STATED GOAL
Each line below is to be written out in full, exactly as shown.

PROVIDED DATA

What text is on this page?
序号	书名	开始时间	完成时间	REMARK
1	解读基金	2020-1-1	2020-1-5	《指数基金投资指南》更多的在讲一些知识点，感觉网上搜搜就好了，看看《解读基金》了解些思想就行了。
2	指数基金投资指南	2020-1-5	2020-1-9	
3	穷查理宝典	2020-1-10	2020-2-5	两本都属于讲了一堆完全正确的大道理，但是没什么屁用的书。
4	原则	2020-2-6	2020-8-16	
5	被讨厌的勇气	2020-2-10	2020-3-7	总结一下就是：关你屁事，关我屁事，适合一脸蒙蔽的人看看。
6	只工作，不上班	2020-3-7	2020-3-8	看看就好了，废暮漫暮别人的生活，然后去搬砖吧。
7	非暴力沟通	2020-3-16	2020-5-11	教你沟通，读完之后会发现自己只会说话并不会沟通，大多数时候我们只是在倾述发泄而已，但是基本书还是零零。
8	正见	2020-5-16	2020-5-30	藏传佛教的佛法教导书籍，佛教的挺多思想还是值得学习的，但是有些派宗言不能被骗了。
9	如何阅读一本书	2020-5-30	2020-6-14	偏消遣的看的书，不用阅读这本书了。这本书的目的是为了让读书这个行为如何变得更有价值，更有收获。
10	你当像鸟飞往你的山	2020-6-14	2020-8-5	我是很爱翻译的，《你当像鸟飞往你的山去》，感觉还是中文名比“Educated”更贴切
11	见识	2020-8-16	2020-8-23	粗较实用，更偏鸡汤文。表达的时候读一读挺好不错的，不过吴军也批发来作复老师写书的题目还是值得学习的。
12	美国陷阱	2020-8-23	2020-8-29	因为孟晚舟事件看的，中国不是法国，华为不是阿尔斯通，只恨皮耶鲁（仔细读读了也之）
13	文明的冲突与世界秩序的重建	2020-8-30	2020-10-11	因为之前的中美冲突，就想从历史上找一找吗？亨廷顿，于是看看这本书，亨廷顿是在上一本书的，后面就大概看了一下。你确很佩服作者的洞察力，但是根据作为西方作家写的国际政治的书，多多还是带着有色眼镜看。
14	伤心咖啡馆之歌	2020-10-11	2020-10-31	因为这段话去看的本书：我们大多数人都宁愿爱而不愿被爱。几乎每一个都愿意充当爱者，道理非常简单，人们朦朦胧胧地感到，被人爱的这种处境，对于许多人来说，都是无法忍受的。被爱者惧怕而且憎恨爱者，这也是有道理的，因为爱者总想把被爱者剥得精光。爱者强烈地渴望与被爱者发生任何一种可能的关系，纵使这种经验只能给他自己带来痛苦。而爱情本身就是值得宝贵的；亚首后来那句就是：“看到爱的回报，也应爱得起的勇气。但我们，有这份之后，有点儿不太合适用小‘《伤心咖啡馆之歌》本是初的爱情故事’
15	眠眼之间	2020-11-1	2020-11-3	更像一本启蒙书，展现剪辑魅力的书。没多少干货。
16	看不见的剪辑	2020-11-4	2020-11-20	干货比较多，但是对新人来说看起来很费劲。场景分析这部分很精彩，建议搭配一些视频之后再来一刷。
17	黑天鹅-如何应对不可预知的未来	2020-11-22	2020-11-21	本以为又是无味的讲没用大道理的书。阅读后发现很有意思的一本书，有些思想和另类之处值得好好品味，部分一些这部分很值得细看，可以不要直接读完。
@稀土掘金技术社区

FULL RESPONSE
What text is on this page?
序号	书名	开始时间	完成时间	REMARK
1	解读基金	2020-1-1	2020-1-5	《指数基金投资指南》更多的在讲一些知识点，感觉网上搜搜就好了，看看《解读基金》了解些思想就行了。
2	指数基金投资指南	2020-1-5	2020-1-9	
3	穷查理宝典	2020-1-10	2020-2-5	两本都属于讲了一堆完全正确的大道理，但是没什么屁用的书。
4	原则	2020-2-6	2020-8-16	
5	被讨厌的勇气	2020-2-10	2020-3-7	总结一下就是：关你屁事，关我屁事，适合一脸蒙蔽的人看看。
6	只工作，不上班	2020-3-7	2020-3-8	看看就好了，废暮漫暮别人的生活，然后去搬砖吧。
7	非暴力沟通	2020-3-16	2020-5-11	教你沟通，读完之后会发现自己只会说话并不会沟通，大多数时候我们只是在倾述发泄而已，但是基本书还是零零。
8	正见	2020-5-16	2020-5-30	藏传佛教的佛法教导书籍，佛教的挺多思想还是值得学习的，但是有些派宗言不能被骗了。
9	如何阅读一本书	2020-5-30	2020-6-14	偏消遣的看的书，不用阅读这本书了。这本书的目的是为了让读书这个行为如何变得更有价值，更有收获。
10	你当像鸟飞往你的山	2020-6-14	2020-8-5	我是很爱翻译的，《你当像鸟飞往你的山去》，感觉还是中文名比“Educated”更贴切
11	见识	2020-8-16	2020-8-23	粗较实用，更偏鸡汤文。表达的时候读一读挺好不错的，不过吴军也批发来作复老师写书的题目还是值得学习的。
12	美国陷阱	2020-8-23	2020-8-29	因为孟晚舟事件看的，中国不是法国，华为不是阿尔斯通，只恨皮耶鲁（仔细读读了也之）
13	文明的冲突与世界秩序的重建	2020-8-30	2020-10-11	因为之前的中美冲突，就想从历史上找一找吗？亨廷顿，于是看看这本书，亨廷顿是在上一本书的，后面就大概看了一下。你确很佩服作者的洞察力，但是根据作为西方作家写的国际政治的书，多多还是带着有色眼镜看。
14	伤心咖啡馆之歌	2020-10-11	2020-10-31	因为这段话去看的本书：我们大多数人都宁愿爱而不愿被爱。几乎每一个都愿意充当爱者，道理非常简单，人们朦朦胧胧地感到，被人爱的这种处境，对于许多人来说，都是无法忍受的。被爱者惧怕而且憎恨爱者，这也是有道理的，因为爱者总想把被爱者剥得精光。爱者强烈地渴望与被爱者发生任何一种可能的关系，纵使这种经验只能给他自己带来痛苦。而爱情本身就是值得宝贵的；亚首后来那句就是：“看到爱的回报，也应爱得起的勇气。但我们，有这份之后，有点儿不太合适用小‘《伤心咖啡馆之歌》本是初的爱情故事’
15	眠眼之间	2020-11-1	2020-11-3	更像一本启蒙书，展现剪辑魅力的书。没多少干货。
16	看不见的剪辑	2020-11-4	2020-11-20	干货比较多，但是对新人来说看起来很费劲。场景分析这部分很精彩，建议搭配一些视频之后再来一刷。
17	黑天鹅-如何应对不可预知的未来	2020-11-22	2020-11-21	本以为又是无味的讲没用大道理的书。阅读后发现很有意思的一本书，有些思想和另类之处值得好好品味，部分一些这部分很值得细看，可以不要直接读完。
@稀土掘金技术社区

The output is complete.